(Task requirements): List each line of the data that holds the string "церкви".

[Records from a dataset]
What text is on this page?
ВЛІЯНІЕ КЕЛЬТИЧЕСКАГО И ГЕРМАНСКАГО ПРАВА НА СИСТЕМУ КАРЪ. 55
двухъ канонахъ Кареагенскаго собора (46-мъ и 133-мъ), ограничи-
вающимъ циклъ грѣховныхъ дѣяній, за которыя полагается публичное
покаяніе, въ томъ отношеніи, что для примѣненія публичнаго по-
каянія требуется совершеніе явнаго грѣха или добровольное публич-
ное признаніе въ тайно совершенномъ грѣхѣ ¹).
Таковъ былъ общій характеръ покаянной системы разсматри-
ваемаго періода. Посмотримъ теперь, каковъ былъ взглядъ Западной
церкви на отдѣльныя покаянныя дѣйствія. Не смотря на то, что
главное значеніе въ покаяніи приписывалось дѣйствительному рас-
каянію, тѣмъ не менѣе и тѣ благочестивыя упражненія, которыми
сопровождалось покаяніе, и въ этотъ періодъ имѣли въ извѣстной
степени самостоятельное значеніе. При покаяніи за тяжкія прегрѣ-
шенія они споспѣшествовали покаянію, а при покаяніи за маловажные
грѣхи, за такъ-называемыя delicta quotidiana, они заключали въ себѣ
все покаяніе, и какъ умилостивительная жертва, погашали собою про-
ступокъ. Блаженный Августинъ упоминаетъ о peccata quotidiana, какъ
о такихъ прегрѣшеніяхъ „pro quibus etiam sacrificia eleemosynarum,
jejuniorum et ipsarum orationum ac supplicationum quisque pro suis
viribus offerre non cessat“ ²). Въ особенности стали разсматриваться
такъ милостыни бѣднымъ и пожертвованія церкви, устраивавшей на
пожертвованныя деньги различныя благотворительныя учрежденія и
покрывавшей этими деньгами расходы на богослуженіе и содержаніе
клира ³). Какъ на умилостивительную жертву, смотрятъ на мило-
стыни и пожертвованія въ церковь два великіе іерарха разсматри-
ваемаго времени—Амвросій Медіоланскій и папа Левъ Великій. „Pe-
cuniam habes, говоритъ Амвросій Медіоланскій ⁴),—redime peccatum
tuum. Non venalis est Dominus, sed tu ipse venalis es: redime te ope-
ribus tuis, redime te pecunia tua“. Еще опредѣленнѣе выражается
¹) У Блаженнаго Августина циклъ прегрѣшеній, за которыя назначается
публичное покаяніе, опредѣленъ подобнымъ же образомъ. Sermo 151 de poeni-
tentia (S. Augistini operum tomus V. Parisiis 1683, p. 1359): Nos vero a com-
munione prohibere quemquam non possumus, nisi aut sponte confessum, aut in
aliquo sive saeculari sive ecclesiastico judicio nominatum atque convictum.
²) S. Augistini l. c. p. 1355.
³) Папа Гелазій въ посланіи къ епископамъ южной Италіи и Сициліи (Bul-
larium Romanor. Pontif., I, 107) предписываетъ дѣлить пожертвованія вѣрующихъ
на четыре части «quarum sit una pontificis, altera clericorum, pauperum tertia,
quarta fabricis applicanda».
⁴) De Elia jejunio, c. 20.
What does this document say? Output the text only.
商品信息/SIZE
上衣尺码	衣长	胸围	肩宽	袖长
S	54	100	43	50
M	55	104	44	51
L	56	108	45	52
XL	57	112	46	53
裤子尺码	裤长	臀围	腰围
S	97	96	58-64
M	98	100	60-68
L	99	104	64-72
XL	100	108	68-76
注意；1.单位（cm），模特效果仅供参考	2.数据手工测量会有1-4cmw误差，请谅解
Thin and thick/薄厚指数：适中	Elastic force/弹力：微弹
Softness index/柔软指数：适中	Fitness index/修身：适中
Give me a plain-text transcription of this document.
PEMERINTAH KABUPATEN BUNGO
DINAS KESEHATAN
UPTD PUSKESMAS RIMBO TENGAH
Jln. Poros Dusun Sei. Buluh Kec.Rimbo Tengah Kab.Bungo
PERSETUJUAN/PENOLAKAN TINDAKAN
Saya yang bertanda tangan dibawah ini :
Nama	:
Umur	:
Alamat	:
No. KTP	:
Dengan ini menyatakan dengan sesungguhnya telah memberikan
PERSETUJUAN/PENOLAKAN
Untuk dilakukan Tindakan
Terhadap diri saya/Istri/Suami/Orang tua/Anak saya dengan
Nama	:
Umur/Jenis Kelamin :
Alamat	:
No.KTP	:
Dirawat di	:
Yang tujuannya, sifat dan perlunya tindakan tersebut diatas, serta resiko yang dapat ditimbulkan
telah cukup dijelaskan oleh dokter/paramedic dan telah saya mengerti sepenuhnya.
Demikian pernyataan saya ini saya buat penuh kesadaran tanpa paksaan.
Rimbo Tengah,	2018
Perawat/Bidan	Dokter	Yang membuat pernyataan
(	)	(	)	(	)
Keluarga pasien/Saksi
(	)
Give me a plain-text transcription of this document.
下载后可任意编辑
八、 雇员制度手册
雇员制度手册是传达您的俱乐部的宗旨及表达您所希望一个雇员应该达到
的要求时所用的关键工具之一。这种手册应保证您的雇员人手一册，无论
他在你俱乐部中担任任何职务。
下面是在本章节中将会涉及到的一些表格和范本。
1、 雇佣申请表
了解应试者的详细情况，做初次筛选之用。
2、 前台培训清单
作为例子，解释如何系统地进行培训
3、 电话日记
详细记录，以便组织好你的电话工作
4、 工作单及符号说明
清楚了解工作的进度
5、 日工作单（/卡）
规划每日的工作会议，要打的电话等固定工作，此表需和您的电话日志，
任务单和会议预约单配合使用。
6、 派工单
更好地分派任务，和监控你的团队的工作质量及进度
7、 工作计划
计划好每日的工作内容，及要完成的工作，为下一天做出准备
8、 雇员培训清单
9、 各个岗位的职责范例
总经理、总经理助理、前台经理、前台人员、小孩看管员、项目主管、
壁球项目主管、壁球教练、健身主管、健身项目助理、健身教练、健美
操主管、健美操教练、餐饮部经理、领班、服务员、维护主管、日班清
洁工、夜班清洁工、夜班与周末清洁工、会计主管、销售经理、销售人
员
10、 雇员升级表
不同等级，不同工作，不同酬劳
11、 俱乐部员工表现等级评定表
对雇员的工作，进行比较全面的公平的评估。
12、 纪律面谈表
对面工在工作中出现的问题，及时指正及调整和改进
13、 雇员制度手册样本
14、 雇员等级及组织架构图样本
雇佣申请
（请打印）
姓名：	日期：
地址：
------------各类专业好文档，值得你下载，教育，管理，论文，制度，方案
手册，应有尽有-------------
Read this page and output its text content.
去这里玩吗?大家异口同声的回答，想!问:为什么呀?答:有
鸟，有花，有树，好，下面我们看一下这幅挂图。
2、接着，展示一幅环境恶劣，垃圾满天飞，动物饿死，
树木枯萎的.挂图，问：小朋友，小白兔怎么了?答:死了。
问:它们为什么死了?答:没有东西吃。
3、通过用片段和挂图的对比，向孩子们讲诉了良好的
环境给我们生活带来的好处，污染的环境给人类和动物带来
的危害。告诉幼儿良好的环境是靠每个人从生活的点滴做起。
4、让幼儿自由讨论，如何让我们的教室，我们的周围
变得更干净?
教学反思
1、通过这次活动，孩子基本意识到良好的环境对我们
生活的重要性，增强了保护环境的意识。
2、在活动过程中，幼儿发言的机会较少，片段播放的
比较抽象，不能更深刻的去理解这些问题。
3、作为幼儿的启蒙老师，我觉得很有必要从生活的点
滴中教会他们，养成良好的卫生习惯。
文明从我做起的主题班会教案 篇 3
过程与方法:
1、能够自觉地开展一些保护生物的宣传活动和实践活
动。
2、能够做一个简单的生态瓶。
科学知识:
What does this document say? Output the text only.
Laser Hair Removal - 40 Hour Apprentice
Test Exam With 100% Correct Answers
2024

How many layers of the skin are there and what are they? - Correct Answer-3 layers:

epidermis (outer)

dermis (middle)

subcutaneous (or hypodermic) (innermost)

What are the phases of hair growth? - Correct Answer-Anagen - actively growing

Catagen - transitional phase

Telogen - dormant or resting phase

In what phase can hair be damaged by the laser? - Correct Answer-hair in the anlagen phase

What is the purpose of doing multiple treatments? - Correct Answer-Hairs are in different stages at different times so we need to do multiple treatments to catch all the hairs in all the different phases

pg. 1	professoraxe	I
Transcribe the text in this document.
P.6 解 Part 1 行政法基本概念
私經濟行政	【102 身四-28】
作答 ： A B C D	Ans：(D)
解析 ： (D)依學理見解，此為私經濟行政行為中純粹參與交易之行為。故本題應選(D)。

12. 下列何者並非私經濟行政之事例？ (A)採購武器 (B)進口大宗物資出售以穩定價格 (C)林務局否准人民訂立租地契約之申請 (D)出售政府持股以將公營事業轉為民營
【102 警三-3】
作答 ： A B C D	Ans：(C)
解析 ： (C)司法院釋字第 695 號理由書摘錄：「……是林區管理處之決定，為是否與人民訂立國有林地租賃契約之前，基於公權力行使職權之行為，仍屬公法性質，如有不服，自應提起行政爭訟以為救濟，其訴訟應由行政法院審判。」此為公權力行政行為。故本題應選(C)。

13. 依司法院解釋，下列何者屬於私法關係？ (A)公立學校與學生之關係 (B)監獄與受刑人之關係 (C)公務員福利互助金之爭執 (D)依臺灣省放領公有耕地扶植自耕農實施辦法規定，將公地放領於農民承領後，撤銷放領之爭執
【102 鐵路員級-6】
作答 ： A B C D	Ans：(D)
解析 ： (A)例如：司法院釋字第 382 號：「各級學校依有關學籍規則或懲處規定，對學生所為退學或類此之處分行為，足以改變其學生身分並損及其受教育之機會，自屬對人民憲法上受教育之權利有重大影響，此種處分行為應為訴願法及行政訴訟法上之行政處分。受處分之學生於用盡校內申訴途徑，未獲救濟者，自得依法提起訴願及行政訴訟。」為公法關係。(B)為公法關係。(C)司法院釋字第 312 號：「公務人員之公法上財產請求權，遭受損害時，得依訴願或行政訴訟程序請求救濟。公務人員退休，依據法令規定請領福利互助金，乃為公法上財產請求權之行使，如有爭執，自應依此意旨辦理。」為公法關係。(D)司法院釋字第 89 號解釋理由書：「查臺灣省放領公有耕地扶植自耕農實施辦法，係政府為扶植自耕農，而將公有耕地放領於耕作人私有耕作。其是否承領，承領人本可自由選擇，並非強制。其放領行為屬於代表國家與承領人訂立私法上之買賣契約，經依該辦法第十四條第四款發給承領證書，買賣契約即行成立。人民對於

(Final answer):
церкви на отдѣльныя покаянныя дѣйствія. Не смотря на то, что
такъ милостыни бѣднымъ и пожертвованія церкви, устраивавшей на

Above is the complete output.